Scan the data for "screenshot" and copy the lines it appears in.

-- Begin Dataset excerpts --

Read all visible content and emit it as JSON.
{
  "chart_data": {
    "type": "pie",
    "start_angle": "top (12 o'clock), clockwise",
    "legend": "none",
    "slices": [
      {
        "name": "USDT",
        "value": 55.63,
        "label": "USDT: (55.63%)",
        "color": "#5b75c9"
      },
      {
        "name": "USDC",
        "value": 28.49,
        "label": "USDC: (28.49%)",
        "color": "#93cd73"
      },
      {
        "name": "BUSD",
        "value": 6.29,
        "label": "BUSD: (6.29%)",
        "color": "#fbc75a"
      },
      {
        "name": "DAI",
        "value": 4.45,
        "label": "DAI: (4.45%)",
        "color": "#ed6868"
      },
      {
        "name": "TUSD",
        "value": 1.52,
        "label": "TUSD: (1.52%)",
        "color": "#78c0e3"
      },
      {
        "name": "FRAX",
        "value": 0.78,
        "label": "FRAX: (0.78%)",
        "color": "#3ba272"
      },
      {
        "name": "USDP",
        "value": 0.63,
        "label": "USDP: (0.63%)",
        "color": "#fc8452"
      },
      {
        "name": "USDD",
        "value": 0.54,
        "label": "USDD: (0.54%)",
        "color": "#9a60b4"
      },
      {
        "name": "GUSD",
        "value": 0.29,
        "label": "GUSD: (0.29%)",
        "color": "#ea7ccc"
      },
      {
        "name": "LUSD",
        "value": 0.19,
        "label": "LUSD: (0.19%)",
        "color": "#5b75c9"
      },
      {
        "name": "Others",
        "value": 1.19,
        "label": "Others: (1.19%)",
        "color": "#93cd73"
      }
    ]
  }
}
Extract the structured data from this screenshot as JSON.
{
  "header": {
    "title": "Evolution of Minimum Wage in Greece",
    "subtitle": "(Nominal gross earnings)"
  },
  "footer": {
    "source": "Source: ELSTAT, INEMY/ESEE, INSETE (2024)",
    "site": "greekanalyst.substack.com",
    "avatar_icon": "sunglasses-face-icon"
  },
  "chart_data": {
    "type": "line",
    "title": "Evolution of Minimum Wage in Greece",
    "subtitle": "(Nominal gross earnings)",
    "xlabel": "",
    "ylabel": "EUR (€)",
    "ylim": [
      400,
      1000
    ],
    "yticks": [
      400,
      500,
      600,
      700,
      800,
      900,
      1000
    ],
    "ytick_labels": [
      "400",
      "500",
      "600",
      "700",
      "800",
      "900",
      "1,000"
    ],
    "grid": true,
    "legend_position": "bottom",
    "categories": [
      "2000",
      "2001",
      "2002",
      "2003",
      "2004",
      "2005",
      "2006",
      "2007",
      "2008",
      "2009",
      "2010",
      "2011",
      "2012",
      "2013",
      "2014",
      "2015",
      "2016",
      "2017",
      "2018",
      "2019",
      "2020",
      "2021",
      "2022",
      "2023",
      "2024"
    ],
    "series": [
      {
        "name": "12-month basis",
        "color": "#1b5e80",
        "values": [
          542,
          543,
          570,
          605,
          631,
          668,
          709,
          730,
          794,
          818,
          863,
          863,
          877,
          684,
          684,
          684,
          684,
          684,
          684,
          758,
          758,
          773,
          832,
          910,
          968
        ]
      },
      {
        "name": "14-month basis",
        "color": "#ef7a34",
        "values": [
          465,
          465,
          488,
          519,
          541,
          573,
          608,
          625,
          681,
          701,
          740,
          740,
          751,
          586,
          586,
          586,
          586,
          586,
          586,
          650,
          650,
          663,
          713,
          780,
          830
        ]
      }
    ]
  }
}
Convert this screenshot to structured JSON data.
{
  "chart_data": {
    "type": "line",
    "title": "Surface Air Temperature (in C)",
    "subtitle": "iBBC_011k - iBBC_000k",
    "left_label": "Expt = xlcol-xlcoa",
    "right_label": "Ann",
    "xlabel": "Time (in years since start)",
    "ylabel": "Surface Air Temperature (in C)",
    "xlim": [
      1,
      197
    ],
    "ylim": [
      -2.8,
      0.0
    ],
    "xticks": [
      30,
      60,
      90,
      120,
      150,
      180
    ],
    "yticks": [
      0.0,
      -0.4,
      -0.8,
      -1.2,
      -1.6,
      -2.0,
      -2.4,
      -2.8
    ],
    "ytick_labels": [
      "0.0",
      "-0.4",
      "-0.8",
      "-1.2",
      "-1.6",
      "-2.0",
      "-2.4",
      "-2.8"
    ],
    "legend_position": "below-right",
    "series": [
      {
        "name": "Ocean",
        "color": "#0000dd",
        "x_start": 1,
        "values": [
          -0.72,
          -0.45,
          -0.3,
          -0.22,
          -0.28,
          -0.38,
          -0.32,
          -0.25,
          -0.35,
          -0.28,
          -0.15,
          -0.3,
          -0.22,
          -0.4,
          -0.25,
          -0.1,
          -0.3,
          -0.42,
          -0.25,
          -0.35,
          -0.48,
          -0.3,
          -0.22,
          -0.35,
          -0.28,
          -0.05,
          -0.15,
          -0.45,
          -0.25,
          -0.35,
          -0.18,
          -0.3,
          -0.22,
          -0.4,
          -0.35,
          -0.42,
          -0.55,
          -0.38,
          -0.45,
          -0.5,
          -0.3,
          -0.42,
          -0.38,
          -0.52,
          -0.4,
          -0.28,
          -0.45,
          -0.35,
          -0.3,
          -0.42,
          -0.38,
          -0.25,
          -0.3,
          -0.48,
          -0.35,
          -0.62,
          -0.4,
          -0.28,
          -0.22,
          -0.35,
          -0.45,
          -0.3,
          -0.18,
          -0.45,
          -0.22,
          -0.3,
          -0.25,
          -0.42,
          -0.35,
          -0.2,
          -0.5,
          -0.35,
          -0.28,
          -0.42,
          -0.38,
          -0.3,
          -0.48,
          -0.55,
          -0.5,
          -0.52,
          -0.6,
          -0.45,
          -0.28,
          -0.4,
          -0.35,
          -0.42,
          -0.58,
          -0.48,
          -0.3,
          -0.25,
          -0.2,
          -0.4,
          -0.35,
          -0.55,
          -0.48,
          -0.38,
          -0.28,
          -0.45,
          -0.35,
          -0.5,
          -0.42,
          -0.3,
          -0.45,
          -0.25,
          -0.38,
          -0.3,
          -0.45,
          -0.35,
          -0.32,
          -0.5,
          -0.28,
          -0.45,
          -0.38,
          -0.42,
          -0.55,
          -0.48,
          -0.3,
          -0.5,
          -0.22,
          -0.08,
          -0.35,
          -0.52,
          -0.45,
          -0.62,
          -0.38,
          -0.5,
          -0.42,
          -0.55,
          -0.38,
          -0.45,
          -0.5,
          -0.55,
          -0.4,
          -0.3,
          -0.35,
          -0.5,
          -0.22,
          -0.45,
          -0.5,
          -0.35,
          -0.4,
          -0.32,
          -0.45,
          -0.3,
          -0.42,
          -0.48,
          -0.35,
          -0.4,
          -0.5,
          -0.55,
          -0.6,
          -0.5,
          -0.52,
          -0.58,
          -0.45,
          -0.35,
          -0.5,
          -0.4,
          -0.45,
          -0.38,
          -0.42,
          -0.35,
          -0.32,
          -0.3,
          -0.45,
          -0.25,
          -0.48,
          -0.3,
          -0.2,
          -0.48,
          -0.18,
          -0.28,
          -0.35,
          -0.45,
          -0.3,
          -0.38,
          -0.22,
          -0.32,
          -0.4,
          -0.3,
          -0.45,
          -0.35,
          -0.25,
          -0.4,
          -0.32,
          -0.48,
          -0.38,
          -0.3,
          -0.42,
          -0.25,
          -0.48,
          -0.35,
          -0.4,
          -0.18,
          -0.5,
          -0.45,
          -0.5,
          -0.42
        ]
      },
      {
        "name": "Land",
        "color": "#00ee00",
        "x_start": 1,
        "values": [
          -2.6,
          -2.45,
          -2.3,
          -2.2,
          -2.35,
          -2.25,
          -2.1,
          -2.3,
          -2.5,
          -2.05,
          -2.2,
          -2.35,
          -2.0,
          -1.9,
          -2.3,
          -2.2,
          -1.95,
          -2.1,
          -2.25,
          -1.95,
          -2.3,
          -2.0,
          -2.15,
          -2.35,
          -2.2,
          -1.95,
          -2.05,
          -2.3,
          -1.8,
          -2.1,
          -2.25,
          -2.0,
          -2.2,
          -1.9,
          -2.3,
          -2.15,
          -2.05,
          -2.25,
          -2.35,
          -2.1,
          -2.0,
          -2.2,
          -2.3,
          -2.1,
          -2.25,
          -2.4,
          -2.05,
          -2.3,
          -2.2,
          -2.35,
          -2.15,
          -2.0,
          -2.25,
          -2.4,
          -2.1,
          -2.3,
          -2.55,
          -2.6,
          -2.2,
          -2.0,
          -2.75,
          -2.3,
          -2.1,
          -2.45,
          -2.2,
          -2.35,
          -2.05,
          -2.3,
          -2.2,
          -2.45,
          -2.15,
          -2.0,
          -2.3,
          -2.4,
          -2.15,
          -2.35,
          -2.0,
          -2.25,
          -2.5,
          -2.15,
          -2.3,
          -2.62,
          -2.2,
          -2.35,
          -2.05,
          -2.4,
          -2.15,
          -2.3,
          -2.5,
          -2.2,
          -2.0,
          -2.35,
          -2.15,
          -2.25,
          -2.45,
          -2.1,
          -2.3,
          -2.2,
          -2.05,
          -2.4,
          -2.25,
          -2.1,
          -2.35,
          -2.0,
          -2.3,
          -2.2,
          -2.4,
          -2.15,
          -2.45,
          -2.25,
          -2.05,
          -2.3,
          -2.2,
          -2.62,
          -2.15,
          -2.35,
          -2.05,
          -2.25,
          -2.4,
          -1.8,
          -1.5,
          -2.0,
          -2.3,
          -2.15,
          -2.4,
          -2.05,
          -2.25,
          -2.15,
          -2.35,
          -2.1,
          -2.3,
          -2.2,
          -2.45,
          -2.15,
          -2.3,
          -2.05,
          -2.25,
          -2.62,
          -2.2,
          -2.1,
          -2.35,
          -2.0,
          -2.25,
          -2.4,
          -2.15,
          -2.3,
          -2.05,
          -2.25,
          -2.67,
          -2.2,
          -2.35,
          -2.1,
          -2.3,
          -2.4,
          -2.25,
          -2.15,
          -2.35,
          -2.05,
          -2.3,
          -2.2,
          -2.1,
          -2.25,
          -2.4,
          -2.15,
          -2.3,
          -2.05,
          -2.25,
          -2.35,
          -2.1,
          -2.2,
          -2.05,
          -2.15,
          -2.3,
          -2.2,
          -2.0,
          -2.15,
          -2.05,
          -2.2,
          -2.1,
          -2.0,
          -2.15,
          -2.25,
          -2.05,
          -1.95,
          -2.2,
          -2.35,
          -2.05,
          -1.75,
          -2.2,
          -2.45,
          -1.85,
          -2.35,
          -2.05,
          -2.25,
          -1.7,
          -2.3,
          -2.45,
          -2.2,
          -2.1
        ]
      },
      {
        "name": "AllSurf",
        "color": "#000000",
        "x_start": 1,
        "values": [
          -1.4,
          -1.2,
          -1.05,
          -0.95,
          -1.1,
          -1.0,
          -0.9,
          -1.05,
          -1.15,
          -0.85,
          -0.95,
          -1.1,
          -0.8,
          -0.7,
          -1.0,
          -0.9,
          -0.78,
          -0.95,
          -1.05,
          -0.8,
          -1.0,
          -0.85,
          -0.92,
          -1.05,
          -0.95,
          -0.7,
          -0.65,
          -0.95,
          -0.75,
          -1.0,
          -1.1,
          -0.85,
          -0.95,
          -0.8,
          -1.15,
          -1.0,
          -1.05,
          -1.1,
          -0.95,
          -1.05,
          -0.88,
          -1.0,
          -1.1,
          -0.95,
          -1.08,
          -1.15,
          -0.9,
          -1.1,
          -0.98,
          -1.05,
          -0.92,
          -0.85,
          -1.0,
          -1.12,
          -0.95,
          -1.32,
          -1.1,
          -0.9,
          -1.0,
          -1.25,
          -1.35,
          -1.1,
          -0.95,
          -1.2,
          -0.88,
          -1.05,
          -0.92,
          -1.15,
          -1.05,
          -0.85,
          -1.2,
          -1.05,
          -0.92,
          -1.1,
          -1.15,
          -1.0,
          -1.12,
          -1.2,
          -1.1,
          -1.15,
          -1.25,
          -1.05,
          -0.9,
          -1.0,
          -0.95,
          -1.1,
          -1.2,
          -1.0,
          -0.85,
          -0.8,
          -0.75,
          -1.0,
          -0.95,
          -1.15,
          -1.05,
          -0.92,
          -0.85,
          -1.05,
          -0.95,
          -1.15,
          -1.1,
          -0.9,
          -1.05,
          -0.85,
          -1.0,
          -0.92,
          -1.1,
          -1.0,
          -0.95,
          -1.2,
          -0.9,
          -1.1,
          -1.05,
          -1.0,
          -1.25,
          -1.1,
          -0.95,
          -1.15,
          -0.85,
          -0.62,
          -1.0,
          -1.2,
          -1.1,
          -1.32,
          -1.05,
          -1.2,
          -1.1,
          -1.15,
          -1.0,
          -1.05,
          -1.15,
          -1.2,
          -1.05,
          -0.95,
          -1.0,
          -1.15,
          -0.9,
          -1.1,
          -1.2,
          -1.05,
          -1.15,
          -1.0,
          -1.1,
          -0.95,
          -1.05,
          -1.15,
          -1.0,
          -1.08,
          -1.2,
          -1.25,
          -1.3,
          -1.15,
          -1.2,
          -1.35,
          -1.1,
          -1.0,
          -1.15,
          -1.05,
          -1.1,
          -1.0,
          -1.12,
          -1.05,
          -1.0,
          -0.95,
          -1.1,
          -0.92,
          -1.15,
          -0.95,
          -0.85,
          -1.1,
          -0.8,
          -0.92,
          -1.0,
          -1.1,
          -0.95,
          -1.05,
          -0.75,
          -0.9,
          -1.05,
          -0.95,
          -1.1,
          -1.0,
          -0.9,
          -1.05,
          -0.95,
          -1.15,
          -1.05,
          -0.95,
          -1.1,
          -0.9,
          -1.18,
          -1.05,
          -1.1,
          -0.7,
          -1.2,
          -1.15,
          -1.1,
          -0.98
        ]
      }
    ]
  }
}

-- End Dataset excerpts --

**Answer to the task**
Extract the structured data from this screenshot as JSON.
Convert this screenshot to structured JSON data.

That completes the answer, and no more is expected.